_What is being asked_
Rewrite the data below as a Markdown table with the columns "No." and "Entry," giving each line a row number and skipping blank lines.
#### Dataset content ####
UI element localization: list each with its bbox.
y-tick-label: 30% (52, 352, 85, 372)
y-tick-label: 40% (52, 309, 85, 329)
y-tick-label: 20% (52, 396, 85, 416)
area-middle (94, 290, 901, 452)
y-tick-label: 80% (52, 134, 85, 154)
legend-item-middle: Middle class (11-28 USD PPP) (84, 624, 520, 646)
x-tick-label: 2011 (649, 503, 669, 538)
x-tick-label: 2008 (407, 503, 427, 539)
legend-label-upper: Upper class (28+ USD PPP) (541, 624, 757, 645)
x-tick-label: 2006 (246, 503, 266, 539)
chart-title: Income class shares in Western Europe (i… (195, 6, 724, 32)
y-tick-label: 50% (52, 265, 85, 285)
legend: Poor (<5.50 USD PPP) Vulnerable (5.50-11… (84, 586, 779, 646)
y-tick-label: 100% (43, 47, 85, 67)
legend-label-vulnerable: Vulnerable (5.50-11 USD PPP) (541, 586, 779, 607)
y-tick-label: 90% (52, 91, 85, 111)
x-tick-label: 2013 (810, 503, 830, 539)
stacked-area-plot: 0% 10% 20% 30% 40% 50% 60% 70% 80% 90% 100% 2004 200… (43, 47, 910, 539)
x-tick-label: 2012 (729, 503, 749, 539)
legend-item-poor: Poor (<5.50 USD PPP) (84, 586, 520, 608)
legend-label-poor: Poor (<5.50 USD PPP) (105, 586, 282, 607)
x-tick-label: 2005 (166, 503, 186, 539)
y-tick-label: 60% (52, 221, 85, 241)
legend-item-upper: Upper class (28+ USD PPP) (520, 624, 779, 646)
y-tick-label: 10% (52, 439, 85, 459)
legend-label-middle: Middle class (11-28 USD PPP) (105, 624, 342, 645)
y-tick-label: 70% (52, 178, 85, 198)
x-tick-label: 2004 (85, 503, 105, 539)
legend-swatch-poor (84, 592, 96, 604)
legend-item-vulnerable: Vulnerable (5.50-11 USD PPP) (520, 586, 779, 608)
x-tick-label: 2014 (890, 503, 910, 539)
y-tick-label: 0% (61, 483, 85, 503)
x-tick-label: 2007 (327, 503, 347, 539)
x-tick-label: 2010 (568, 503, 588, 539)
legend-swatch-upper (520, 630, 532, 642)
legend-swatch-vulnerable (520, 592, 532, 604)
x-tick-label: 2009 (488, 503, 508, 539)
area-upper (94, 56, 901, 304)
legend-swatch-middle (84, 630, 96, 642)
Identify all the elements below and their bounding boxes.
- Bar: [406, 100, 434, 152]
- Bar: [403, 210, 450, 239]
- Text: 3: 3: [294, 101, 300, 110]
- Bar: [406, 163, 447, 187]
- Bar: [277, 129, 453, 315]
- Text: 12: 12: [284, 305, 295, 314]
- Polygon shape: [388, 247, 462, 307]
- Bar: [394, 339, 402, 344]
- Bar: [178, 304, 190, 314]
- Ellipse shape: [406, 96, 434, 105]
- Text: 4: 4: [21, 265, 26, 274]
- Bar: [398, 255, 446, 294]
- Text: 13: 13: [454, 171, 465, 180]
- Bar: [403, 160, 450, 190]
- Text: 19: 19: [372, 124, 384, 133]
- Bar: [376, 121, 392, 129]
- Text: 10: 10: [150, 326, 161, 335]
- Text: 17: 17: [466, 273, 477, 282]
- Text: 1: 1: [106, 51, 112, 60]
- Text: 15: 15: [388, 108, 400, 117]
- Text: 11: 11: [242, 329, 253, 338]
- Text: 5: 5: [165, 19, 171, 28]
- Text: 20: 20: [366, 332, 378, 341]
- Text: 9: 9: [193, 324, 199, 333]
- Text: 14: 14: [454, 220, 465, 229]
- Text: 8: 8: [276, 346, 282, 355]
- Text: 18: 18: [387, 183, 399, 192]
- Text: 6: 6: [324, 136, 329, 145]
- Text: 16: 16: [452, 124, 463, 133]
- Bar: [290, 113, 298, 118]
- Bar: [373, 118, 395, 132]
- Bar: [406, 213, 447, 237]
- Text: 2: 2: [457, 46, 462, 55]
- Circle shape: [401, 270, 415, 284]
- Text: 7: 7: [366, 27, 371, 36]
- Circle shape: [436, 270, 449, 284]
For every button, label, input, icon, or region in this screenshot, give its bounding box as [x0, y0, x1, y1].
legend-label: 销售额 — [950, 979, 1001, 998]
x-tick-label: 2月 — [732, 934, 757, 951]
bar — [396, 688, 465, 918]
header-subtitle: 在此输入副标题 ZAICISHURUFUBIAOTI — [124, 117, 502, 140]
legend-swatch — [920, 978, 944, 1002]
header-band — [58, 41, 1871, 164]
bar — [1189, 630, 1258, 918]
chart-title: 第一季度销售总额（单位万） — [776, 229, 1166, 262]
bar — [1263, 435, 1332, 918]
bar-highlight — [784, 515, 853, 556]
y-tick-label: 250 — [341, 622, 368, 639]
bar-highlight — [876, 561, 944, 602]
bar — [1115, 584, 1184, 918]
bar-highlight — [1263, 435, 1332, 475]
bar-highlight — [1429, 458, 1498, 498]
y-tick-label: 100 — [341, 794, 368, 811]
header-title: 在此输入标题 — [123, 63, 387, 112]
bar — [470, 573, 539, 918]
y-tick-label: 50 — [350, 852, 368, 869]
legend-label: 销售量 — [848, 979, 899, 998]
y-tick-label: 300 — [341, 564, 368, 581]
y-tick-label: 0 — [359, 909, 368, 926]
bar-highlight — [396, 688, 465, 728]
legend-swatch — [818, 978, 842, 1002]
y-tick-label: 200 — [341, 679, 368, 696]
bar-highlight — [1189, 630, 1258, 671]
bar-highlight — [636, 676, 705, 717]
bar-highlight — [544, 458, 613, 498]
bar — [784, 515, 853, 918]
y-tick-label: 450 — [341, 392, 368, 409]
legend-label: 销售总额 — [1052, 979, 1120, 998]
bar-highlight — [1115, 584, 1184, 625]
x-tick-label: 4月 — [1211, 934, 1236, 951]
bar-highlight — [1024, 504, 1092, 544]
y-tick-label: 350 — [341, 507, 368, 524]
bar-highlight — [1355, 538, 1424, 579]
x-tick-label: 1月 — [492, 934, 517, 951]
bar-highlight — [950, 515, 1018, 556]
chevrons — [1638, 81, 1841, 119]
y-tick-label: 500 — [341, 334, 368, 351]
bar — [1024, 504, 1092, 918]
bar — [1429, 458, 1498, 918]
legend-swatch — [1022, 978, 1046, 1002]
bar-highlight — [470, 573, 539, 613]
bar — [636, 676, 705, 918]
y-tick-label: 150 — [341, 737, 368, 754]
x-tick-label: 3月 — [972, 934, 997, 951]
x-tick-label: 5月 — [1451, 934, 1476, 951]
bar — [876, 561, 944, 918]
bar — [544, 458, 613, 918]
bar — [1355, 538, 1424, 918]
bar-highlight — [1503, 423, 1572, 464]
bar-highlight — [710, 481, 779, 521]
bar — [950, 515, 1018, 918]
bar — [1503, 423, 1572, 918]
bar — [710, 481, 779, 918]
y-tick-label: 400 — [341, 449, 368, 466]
####
_Response to the exercise_
| No. | Entry |
|---|---|
| 1 | UI element localization: list each with its bbox. |
| 2 | y-tick-label: 30% (52, 352, 85, 372) |
| 3 | y-tick-label: 40% (52, 309, 85, 329) |
| 4 | y-tick-label: 20% (52, 396, 85, 416) |
| 5 | area-middle (94, 290, 901, 452) |
| 6 | y-tick-label: 80% (52, 134, 85, 154) |
| 7 | legend-item-middle: Middle class (11-28 USD PPP) (84, 624, 520, 646) |
| 8 | x-tick-label: 2011 (649, 503, 669, 538) |
| 9 | x-tick-label: 2008 (407, 503, 427, 539) |
| 10 | legend-label-upper: Upper class (28+ USD PPP) (541, 624, 757, 645) |
| 11 | x-tick-label: 2006 (246, 503, 266, 539) |
| 12 | chart-title: Income class shares in Western Europe (i… (195, 6, 724, 32) |
| 13 | y-tick-label: 50% (52, 265, 85, 285) |
| 14 | legend: Poor (<5.50 USD PPP) Vulnerable (5.50-11… (84, 586, 779, 646) |
| 15 | y-tick-label: 100% (43, 47, 85, 67) |
| 16 | legend-label-vulnerable: Vulnerable (5.50-11 USD PPP) (541, 586, 779, 607) |
| 17 | y-tick-label: 90% (52, 91, 85, 111) |
| 18 | x-tick-label: 2013 (810, 503, 830, 539) |
| 19 | stacked-area-plot: 0% 10% 20% 30% 40% 50% 60% 70% 80% 90% 100% 2004 200… (43, 47, 910, 539) |
| 20 | x-tick-label: 2012 (729, 503, 749, 539) |
| 21 | legend-item-poor: Poor (<5.50 USD PPP) (84, 586, 520, 608) |
| 22 | legend-label-poor: Poor (<5.50 USD PPP) (105, 586, 282, 607) |
| 23 | x-tick-label: 2005 (166, 503, 186, 539) |
| 24 | y-tick-label: 60% (52, 221, 85, 241) |
| 25 | legend-item-upper: Upper class (28+ USD PPP) (520, 624, 779, 646) |
| 26 | y-tick-label: 10% (52, 439, 85, 459) |
| 27 | legend-label-middle: Middle class (11-28 USD PPP) (105, 624, 342, 645) |
| 28 | y-tick-label: 70% (52, 178, 85, 198) |
| 29 | x-tick-label: 2004 (85, 503, 105, 539) |
| 30 | legend-swatch-poor (84, 592, 96, 604) |
| 31 | legend-item-vulnerable: Vulnerable (5.50-11 USD PPP) (520, 586, 779, 608) |
| 32 | x-tick-label: 2014 (890, 503, 910, 539) |
| 33 | y-tick-label: 0% (61, 483, 85, 503) |
| 34 | x-tick-label: 2007 (327, 503, 347, 539) |
| 35 | x-tick-label: 2010 (568, 503, 588, 539) |
| 36 | legend-swatch-upper (520, 630, 532, 642) |
| 37 | legend-swatch-vulnerable (520, 592, 532, 604) |
| 38 | x-tick-label: 2009 (488, 503, 508, 539) |
| 39 | area-upper (94, 56, 901, 304) |
| 40 | legend-swatch-middle (84, 630, 96, 642) |
| 41 | Identify all the elements below and their bounding boxes. |
| 42 | - Bar: [406, 100, 434, 152] |
| 43 | - Bar: [403, 210, 450, 239] |
| 44 | - Text: 3: 3: [294, 101, 300, 110] |
| 45 | - Bar: [406, 163, 447, 187] |
| 46 | - Bar: [277, 129, 453, 315] |
| 47 | - Text: 12: 12: [284, 305, 295, 314] |
| 48 | - Polygon shape: [388, 247, 462, 307] |
| 49 | - Bar: [394, 339, 402, 344] |
| 50 | - Bar: [178, 304, 190, 314] |
| 51 | - Ellipse shape: [406, 96, 434, 105] |
| 52 | - Text: 4: 4: [21, 265, 26, 274] |
| 53 | - Bar: [398, 255, 446, 294] |
| 54 | - Text: 13: 13: [454, 171, 465, 180] |
| 55 | - Bar: [403, 160, 450, 190] |
| 56 | - Text: 19: 19: [372, 124, 384, 133] |
| 57 | - Bar: [376, 121, 392, 129] |
| 58 | - Text: 10: 10: [150, 326, 161, 335] |
| 59 | - Text: 17: 17: [466, 273, 477, 282] |
| 60 | - Text: 1: 1: [106, 51, 112, 60] |
| 61 | - Text: 15: 15: [388, 108, 400, 117] |
| 62 | - Text: 11: 11: [242, 329, 253, 338] |
| 63 | - Text: 5: 5: [165, 19, 171, 28] |
| 64 | - Text: 20: 20: [366, 332, 378, 341] |
| 65 | - Text: 9: 9: [193, 324, 199, 333] |
| 66 | - Text: 14: 14: [454, 220, 465, 229] |
| 67 | - Text: 8: 8: [276, 346, 282, 355] |
| 68 | - Text: 18: 18: [387, 183, 399, 192] |
| 69 | - Text: 6: 6: [324, 136, 329, 145] |
| 70 | - Text: 16: 16: [452, 124, 463, 133] |
| 71 | - Bar: [290, 113, 298, 118] |
| 72 | - Bar: [373, 118, 395, 132] |
| 73 | - Bar: [406, 213, 447, 237] |
| 74 | - Text: 2: 2: [457, 46, 462, 55] |
| 75 | - Circle shape: [401, 270, 415, 284] |
| 76 | - Text: 7: 7: [366, 27, 371, 36] |
| 77 | - Circle shape: [436, 270, 449, 284] |
| 78 | For every button, label, input, icon, or region in this screenshot, give its bounding box as [x0, y0, x1, y1]. |
| 79 | legend-label: 销售额 — [950, 979, 1001, 998] |
| 80 | x-tick-label: 2月 — [732, 934, 757, 951] |
| 81 | bar — [396, 688, 465, 918] |
| 82 | header-subtitle: 在此输入副标题 ZAICISHURUFUBIAOTI — [124, 117, 502, 140] |
| 83 | legend-swatch — [920, 978, 944, 1002] |
| 84 | header-band — [58, 41, 1871, 164] |
| 85 | bar — [1189, 630, 1258, 918] |
| 86 | chart-title: 第一季度销售总额（单位万） — [776, 229, 1166, 262] |
| 87 | bar — [1263, 435, 1332, 918] |
| 88 | bar-highlight — [784, 515, 853, 556] |
| 89 | y-tick-label: 250 — [341, 622, 368, 639] |
| 90 | bar-highlight — [876, 561, 944, 602] |
| 91 | bar — [1115, 584, 1184, 918] |
| 92 | bar-highlight — [1263, 435, 1332, 475] |
| 93 | bar-highlight — [1429, 458, 1498, 498] |
| 94 | y-tick-label: 100 — [341, 794, 368, 811] |
| 95 | header-title: 在此输入标题 — [123, 63, 387, 112] |
| 96 | bar — [470, 573, 539, 918] |
| 97 | y-tick-label: 50 — [350, 852, 368, 869] |
| 98 | legend-label: 销售量 — [848, 979, 899, 998] |
| 99 | y-tick-label: 300 — [341, 564, 368, 581] |
| 100 | y-tick-label: 0 — [359, 909, 368, 926] |
| 101 | bar-highlight — [396, 688, 465, 728] |
| 102 | legend-swatch — [818, 978, 842, 1002] |
| 103 | y-tick-label: 200 — [341, 679, 368, 696] |
| 104 | bar-highlight — [1189, 630, 1258, 671] |
| 105 | bar-highlight — [636, 676, 705, 717] |
| 106 | bar-highlight — [544, 458, 613, 498] |
| 107 | bar — [784, 515, 853, 918] |
| 108 | y-tick-label: 450 — [341, 392, 368, 409] |
| 109 | legend-label: 销售总额 — [1052, 979, 1120, 998] |
| 110 | bar-highlight — [1115, 584, 1184, 625] |
| 111 | x-tick-label: 4月 — [1211, 934, 1236, 951] |
| 112 | bar-highlight — [1024, 504, 1092, 544] |
| 113 | y-tick-label: 350 — [341, 507, 368, 524] |
| 114 | bar-highlight — [1355, 538, 1424, 579] |
| 115 | x-tick-label: 1月 — [492, 934, 517, 951] |
| 116 | bar-highlight — [950, 515, 1018, 556] |
| 117 | chevrons — [1638, 81, 1841, 119] |
| 118 | y-tick-label: 500 — [341, 334, 368, 351] |
| 119 | bar — [1024, 504, 1092, 918] |
| 120 | bar — [1429, 458, 1498, 918] |
| 121 | legend-swatch — [1022, 978, 1046, 1002] |
| 122 | bar-highlight — [470, 573, 539, 613] |
| 123 | bar — [636, 676, 705, 918] |
| 124 | y-tick-label: 150 — [341, 737, 368, 754] |
| 125 | x-tick-label: 3月 — [972, 934, 997, 951] |
| 126 | x-tick-label: 5月 — [1451, 934, 1476, 951] |
| 127 | bar — [876, 561, 944, 918] |
| 128 | bar — [544, 458, 613, 918] |
| 129 | bar — [1355, 538, 1424, 918] |
| 130 | bar-highlight — [1503, 423, 1572, 464] |
| 131 | bar-highlight — [710, 481, 779, 521] |
| 132 | bar — [950, 515, 1018, 918] |
| 133 | bar — [1503, 423, 1572, 918] |
| 134 | bar — [710, 481, 779, 918] |
| 135 | y-tick-label: 400 — [341, 449, 368, 466] |